### WHAT THE EXERCISE ASKS
Leave out the images; return the rest of the data exactly.

-----

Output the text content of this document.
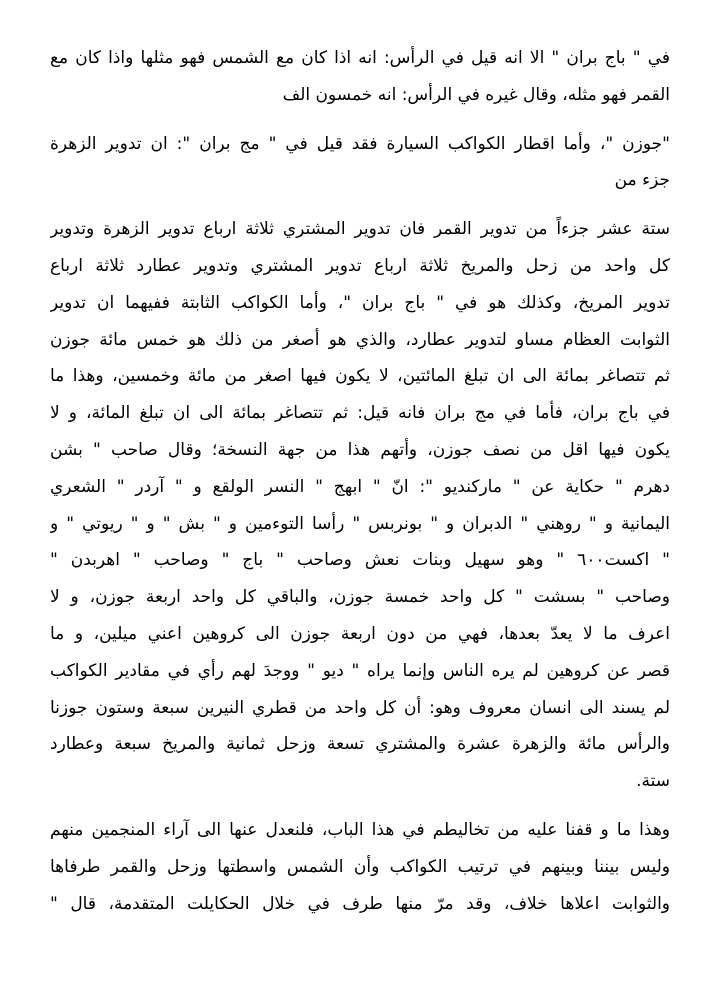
في " باج بران " الا انه قيل في الرأس: انه اذا كان مع الشمس فهو مثلها واذا كان مع
القمر فهو مثله، وقال غيره في الرأس: انه خمسون الف

"جوزن "، وأما اقطار الكواكب السيارة فقد قيل في " مج بران ": ان تدوير الزهرة
جزء من

ستة عشر جزءاً من تدوير القمر فان تدوير المشتري ثلاثة ارباع تدوير الزهرة وتدوير
كل واحد من زحل والمريخ ثلاثة ارباع تدوير المشتري وتدوير عطارد ثلاثة ارباع
تدوير المريخ، وكذلك هو في " باج بران "، وأما الكواكب الثابتة ففيهما ان تدوير
الثوابت العظام مساو لتدوير عطارد، والذي هو أصغر من ذلك هو خمس مائة جوزن
ثم تتصاغر بمائة الى ان تبلغ المائتين، لا يكون فيها اصغر من مائة وخمسين، وهذا ما
في باج بران، فأما في مج بران فانه قيل: ثم تتصاغر بمائة الى ان تبلغ المائة، و لا
يكون فيها اقل من نصف جوزن، وأتهم هذا من جهة النسخة؛ وقال صاحب " بشن
دهرم " حكاية عن " ماركنديو ": انّ " ابهج " النسر الولقع و " آردر " الشعري
اليمانية و " روهني " الدبران و " بونربس " رأسا التوءمين و " بش " و " ريوتي " و
" اكست٦٠٠ " وهو سهيل وبنات نعش وصاحب " باج " وصاحب " اهربدن "
وصاحب " بسشت " كل واحد خمسة جوزن، والباقي كل واحد اربعة جوزن، و لا
اعرف ما لا يعدّ بعدها، فهي من دون اربعة جوزن الى كروهين اعني ميلين، و ما
قصر عن كروهين لم يره الناس وإنما يراه " ديو " ووجدَ لهم رأي في مقادير الكواكب
لم يسند الى انسان معروف وهو: أن كل واحد من قطري النيرين سبعة وستون جوزنا
والرأس مائة والزهرة عشرة والمشتري تسعة وزحل ثمانية والمريخ سبعة وعطارد
ستة.

وهذا ما و قفنا عليه من تخاليطم في هذا الباب، فلنعدل عنها الى آراء المنجمين منهم
وليس بيننا وبينهم في ترتيب الكواكب وأن الشمس واسطتها وزحل والقمر طرفاها
والثوابت اعلاها خلاف، وقد مرّ منها طرف في خلال الحكايلت المتقدمة، قال "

-----

### SOLUTION FOR THIS PROBLEM
Output the text content of this document.
في " باج بران " الا انه قيل في الرأس: انه اذا كان مع الشمس فهو مثلها واذا كان مع
القمر فهو مثله، وقال غيره في الرأس: انه خمسون الف

"جوزن "، وأما اقطار الكواكب السيارة فقد قيل في " مج بران ": ان تدوير الزهرة
جزء من

ستة عشر جزءاً من تدوير القمر فان تدوير المشتري ثلاثة ارباع تدوير الزهرة وتدوير
كل واحد من زحل والمريخ ثلاثة ارباع تدوير المشتري وتدوير عطارد ثلاثة ارباع
تدوير المريخ، وكذلك هو في " باج بران "، وأما الكواكب الثابتة ففيهما ان تدوير
الثوابت العظام مساو لتدوير عطارد، والذي هو أصغر من ذلك هو خمس مائة جوزن
ثم تتصاغر بمائة الى ان تبلغ المائتين، لا يكون فيها اصغر من مائة وخمسين، وهذا ما
في باج بران، فأما في مج بران فانه قيل: ثم تتصاغر بمائة الى ان تبلغ المائة، و لا
يكون فيها اقل من نصف جوزن، وأتهم هذا من جهة النسخة؛ وقال صاحب " بشن
دهرم " حكاية عن " ماركنديو ": انّ " ابهج " النسر الولقع و " آردر " الشعري
اليمانية و " روهني " الدبران و " بونربس " رأسا التوءمين و " بش " و " ريوتي " و
" اكست٦٠٠ " وهو سهيل وبنات نعش وصاحب " باج " وصاحب " اهربدن "
وصاحب " بسشت " كل واحد خمسة جوزن، والباقي كل واحد اربعة جوزن، و لا
اعرف ما لا يعدّ بعدها، فهي من دون اربعة جوزن الى كروهين اعني ميلين، و ما
قصر عن كروهين لم يره الناس وإنما يراه " ديو " ووجدَ لهم رأي في مقادير الكواكب
لم يسند الى انسان معروف وهو: أن كل واحد من قطري النيرين سبعة وستون جوزنا
والرأس مائة والزهرة عشرة والمشتري تسعة وزحل ثمانية والمريخ سبعة وعطارد
ستة.

وهذا ما و قفنا عليه من تخاليطم في هذا الباب، فلنعدل عنها الى آراء المنجمين منهم
وليس بيننا وبينهم في ترتيب الكواكب وأن الشمس واسطتها وزحل والقمر طرفاها
والثوابت اعلاها خلاف، وقد مرّ منها طرف في خلال الحكايلت المتقدمة، قال "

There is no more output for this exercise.